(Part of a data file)
## start

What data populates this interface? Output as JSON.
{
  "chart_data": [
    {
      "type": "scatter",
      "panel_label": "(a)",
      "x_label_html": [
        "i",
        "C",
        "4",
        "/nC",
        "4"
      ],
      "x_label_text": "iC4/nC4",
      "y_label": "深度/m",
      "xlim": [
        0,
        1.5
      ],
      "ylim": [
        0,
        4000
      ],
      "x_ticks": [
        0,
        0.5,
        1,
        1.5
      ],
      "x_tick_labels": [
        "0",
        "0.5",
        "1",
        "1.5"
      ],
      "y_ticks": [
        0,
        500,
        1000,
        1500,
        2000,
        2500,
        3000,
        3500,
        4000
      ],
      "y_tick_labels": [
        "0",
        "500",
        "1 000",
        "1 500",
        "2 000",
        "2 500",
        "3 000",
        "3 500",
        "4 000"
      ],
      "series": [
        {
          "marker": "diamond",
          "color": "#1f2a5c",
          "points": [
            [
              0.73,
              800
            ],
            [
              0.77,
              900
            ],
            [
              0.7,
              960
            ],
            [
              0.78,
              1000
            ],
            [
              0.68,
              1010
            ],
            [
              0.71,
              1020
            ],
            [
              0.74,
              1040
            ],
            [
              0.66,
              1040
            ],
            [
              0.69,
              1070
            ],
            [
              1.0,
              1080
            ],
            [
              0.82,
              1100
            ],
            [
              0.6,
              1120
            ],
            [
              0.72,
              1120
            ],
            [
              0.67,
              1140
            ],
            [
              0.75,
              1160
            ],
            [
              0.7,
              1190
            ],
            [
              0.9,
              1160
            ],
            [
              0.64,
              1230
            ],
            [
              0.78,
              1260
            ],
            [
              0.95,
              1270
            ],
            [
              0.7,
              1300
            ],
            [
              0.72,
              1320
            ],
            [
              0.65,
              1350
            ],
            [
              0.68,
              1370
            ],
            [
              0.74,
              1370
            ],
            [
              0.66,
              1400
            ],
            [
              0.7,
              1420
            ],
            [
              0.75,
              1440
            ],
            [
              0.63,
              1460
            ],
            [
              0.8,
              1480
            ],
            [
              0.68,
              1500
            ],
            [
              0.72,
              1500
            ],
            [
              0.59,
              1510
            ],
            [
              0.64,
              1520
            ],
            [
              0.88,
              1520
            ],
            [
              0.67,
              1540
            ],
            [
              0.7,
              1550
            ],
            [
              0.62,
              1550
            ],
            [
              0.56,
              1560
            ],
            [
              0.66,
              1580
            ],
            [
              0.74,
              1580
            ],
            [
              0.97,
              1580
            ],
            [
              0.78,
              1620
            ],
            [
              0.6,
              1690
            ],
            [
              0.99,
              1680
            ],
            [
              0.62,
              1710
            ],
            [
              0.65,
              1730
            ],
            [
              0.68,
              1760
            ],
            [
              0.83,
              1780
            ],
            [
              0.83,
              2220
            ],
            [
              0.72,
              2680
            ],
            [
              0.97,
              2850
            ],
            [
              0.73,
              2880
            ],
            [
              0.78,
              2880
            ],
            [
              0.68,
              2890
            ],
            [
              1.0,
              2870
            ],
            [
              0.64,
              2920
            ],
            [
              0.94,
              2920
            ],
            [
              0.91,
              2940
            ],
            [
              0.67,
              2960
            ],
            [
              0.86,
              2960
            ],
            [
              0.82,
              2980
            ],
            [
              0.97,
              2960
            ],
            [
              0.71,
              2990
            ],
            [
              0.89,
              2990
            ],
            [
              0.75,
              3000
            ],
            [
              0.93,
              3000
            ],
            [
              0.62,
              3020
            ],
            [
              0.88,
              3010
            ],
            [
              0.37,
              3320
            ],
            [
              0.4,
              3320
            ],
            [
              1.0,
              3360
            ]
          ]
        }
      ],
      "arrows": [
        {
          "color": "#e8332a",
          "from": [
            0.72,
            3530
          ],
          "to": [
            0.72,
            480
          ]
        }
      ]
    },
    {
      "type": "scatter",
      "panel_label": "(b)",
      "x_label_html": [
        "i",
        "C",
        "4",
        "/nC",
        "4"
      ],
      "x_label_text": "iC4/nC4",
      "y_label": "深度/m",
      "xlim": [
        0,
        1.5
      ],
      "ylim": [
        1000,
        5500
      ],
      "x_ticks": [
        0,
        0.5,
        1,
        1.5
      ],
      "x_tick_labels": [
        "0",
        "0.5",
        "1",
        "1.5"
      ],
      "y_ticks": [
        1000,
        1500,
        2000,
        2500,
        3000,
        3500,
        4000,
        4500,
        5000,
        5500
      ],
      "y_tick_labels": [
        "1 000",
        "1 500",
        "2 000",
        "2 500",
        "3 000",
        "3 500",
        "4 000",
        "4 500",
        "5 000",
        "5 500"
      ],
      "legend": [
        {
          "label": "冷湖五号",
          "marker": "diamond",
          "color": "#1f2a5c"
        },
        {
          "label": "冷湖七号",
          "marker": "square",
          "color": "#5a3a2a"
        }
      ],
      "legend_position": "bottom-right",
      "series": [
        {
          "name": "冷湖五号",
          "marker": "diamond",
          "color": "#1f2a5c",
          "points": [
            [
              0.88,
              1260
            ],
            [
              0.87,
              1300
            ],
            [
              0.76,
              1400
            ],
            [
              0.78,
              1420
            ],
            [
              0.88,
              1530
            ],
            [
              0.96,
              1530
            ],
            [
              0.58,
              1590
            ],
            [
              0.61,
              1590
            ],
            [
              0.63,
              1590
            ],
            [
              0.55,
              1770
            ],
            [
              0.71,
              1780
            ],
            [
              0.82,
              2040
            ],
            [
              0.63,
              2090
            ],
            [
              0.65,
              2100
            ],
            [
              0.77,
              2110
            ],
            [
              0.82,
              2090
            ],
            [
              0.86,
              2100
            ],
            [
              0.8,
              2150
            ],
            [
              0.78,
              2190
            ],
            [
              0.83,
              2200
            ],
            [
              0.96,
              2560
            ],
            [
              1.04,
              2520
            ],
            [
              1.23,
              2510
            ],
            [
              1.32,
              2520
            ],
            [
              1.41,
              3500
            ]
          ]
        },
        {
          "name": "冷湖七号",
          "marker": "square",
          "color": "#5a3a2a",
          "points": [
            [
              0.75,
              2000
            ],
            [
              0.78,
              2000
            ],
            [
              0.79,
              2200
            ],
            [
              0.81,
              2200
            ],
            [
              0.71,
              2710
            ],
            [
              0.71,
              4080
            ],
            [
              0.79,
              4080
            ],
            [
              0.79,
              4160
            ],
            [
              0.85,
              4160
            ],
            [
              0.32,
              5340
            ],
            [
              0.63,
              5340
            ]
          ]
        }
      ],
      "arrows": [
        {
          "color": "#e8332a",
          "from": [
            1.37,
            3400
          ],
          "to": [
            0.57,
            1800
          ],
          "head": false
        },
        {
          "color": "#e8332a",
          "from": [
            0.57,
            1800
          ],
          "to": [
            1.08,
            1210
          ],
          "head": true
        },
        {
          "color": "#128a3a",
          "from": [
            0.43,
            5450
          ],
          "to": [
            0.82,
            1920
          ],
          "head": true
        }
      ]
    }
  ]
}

## end

● **Exercise details**
Your task is to reproduce the whole listing exactly.

● **Task result**
What data populates this interface? Output as JSON.
{
  "chart_data": [
    {
      "type": "scatter",
      "panel_label": "(a)",
      "x_label_html": [
        "i",
        "C",
        "4",
        "/nC",
        "4"
      ],
      "x_label_text": "iC4/nC4",
      "y_label": "深度/m",
      "xlim": [
        0,
        1.5
      ],
      "ylim": [
        0,
        4000
      ],
      "x_ticks": [
        0,
        0.5,
        1,
        1.5
      ],
      "x_tick_labels": [
        "0",
        "0.5",
        "1",
        "1.5"
      ],
      "y_ticks": [
        0,
        500,
        1000,
        1500,
        2000,
        2500,
        3000,
        3500,
        4000
      ],
      "y_tick_labels": [
        "0",
        "500",
        "1 000",
        "1 500",
        "2 000",
        "2 500",
        "3 000",
        "3 500",
        "4 000"
      ],
      "series": [
        {
          "marker": "diamond",
          "color": "#1f2a5c",
          "points": [
            [
              0.73,
              800
            ],
            [
              0.77,
              900
            ],
            [
              0.7,
              960
            ],
            [
              0.78,
              1000
            ],
            [
              0.68,
              1010
            ],
            [
              0.71,
              1020
            ],
            [
              0.74,
              1040
            ],
            [
              0.66,
              1040
            ],
            [
              0.69,
              1070
            ],
            [
              1.0,
              1080
            ],
            [
              0.82,
              1100
            ],
            [
              0.6,
              1120
            ],
            [
              0.72,
              1120
            ],
            [
              0.67,
              1140
            ],
            [
              0.75,
              1160
            ],
            [
              0.7,
              1190
            ],
            [
              0.9,
              1160
            ],
            [
              0.64,
              1230
            ],
            [
              0.78,
              1260
            ],
            [
              0.95,
              1270
            ],
            [
              0.7,
              1300
            ],
            [
              0.72,
              1320
            ],
            [
              0.65,
              1350
            ],
            [
              0.68,
              1370
            ],
            [
              0.74,
              1370
            ],
            [
              0.66,
              1400
            ],
            [
              0.7,
              1420
            ],
            [
              0.75,
              1440
            ],
            [
              0.63,
              1460
            ],
            [
              0.8,
              1480
            ],
            [
              0.68,
              1500
            ],
            [
              0.72,
              1500
            ],
            [
              0.59,
              1510
            ],
            [
              0.64,
              1520
            ],
            [
              0.88,
              1520
            ],
            [
              0.67,
              1540
            ],
            [
              0.7,
              1550
            ],
            [
              0.62,
              1550
            ],
            [
              0.56,
              1560
            ],
            [
              0.66,
              1580
            ],
            [
              0.74,
              1580
            ],
            [
              0.97,
              1580
            ],
            [
              0.78,
              1620
            ],
            [
              0.6,
              1690
            ],
            [
              0.99,
              1680
            ],
            [
              0.62,
              1710
            ],
            [
              0.65,
              1730
            ],
            [
              0.68,
              1760
            ],
            [
              0.83,
              1780
            ],
            [
              0.83,
              2220
            ],
            [
              0.72,
              2680
            ],
            [
              0.97,
              2850
            ],
            [
              0.73,
              2880
            ],
            [
              0.78,
              2880
            ],
            [
              0.68,
              2890
            ],
            [
              1.0,
              2870
            ],
            [
              0.64,
              2920
            ],
            [
              0.94,
              2920
            ],
            [
              0.91,
              2940
            ],
            [
              0.67,
              2960
            ],
            [
              0.86,
              2960
            ],
            [
              0.82,
              2980
            ],
            [
              0.97,
              2960
            ],
            [
              0.71,
              2990
            ],
            [
              0.89,
              2990
            ],
            [
              0.75,
              3000
            ],
            [
              0.93,
              3000
            ],
            [
              0.62,
              3020
            ],
            [
              0.88,
              3010
            ],
            [
              0.37,
              3320
            ],
            [
              0.4,
              3320
            ],
            [
              1.0,
              3360
            ]
          ]
        }
      ],
      "arrows": [
        {
          "color": "#e8332a",
          "from": [
            0.72,
            3530
          ],
          "to": [
            0.72,
            480
          ]
        }
      ]
    },
    {
      "type": "scatter",
      "panel_label": "(b)",
      "x_label_html": [
        "i",
        "C",
        "4",
        "/nC",
        "4"
      ],
      "x_label_text": "iC4/nC4",
      "y_label": "深度/m",
      "xlim": [
        0,
        1.5
      ],
      "ylim": [
        1000,
        5500
      ],
      "x_ticks": [
        0,
        0.5,
        1,
        1.5
      ],
      "x_tick_labels": [
        "0",
        "0.5",
        "1",
        "1.5"
      ],
      "y_ticks": [
        1000,
        1500,
        2000,
        2500,
        3000,
        3500,
        4000,
        4500,
        5000,
        5500
      ],
      "y_tick_labels": [
        "1 000",
        "1 500",
        "2 000",
        "2 500",
        "3 000",
        "3 500",
        "4 000",
        "4 500",
        "5 000",
        "5 500"
      ],
      "legend": [
        {
          "label": "冷湖五号",
          "marker": "diamond",
          "color": "#1f2a5c"
        },
        {
          "label": "冷湖七号",
          "marker": "square",
          "color": "#5a3a2a"
        }
      ],
      "legend_position": "bottom-right",
      "series": [
        {
          "name": "冷湖五号",
          "marker": "diamond",
          "color": "#1f2a5c",
          "points": [
            [
              0.88,
              1260
            ],
            [
              0.87,
              1300
            ],
            [
              0.76,
              1400
            ],
            [
              0.78,
              1420
            ],
            [
              0.88,
              1530
            ],
            [
              0.96,
              1530
            ],
            [
              0.58,
              1590
            ],
            [
              0.61,
              1590
            ],
            [
              0.63,
              1590
            ],
            [
              0.55,
              1770
            ],
            [
              0.71,
              1780
            ],
            [
              0.82,
              2040
            ],
            [
              0.63,
              2090
            ],
            [
              0.65,
              2100
            ],
            [
              0.77,
              2110
            ],
            [
              0.82,
              2090
            ],
            [
              0.86,
              2100
            ],
            [
              0.8,
              2150
            ],
            [
              0.78,
              2190
            ],
            [
              0.83,
              2200
            ],
            [
              0.96,
              2560
            ],
            [
              1.04,
              2520
            ],
            [
              1.23,
              2510
            ],
            [
              1.32,
              2520
            ],
            [
              1.41,
              3500
            ]
          ]
        },
        {
          "name": "冷湖七号",
          "marker": "square",
          "color": "#5a3a2a",
          "points": [
            [
              0.75,
              2000
            ],
            [
              0.78,
              2000
            ],
            [
              0.79,
              2200
            ],
            [
              0.81,
              2200
            ],
            [
              0.71,
              2710
            ],
            [
              0.71,
              4080
            ],
            [
              0.79,
              4080
            ],
            [
              0.79,
              4160
            ],
            [
              0.85,
              4160
            ],
            [
              0.32,
              5340
            ],
            [
              0.63,
              5340
            ]
          ]
        }
      ],
      "arrows": [
        {
          "color": "#e8332a",
          "from": [
            1.37,
            3400
          ],
          "to": [
            0.57,
            1800
          ],
          "head": false
        },
        {
          "color": "#e8332a",
          "from": [
            0.57,
            1800
          ],
          "to": [
            1.08,
            1210
          ],
          "head": true
        },
        {
          "color": "#128a3a",
          "from": [
            0.43,
            5450
          ],
          "to": [
            0.82,
            1920
          ],
          "head": true
        }
      ]
    }
  ]
}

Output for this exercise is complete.